Select every line holding the word "Episode" and copy it.

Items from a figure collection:
— START —
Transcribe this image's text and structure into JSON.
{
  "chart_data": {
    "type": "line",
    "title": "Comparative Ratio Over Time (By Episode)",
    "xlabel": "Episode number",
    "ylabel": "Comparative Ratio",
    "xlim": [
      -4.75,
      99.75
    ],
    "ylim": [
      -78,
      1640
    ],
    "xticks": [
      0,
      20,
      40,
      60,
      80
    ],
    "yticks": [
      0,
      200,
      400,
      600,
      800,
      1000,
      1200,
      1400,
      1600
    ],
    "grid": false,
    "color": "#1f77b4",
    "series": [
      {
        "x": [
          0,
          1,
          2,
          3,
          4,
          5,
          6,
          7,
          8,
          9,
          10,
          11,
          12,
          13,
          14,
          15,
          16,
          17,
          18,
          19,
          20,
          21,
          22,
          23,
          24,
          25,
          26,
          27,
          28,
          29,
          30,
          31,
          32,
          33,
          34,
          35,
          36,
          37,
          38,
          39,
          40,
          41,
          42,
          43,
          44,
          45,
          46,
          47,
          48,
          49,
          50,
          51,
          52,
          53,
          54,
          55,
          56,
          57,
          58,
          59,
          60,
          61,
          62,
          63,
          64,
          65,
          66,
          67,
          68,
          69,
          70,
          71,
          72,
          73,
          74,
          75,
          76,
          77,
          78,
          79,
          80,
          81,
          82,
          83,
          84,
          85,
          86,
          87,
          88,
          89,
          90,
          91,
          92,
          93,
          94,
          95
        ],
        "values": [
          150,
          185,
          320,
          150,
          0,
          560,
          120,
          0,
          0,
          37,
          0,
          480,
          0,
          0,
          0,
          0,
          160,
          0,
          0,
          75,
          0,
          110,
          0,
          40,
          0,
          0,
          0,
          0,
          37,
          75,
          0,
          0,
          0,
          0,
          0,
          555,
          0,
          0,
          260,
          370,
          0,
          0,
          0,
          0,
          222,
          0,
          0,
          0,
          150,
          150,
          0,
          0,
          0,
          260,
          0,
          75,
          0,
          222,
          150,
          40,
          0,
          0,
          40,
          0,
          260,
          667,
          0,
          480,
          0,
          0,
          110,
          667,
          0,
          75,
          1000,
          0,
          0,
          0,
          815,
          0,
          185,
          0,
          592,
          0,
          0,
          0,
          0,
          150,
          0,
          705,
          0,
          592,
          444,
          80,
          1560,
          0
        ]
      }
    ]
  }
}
— END —
### Full output
    "title": "Comparative Ratio Over Time (By Episode)",
    "xlabel": "Episode number",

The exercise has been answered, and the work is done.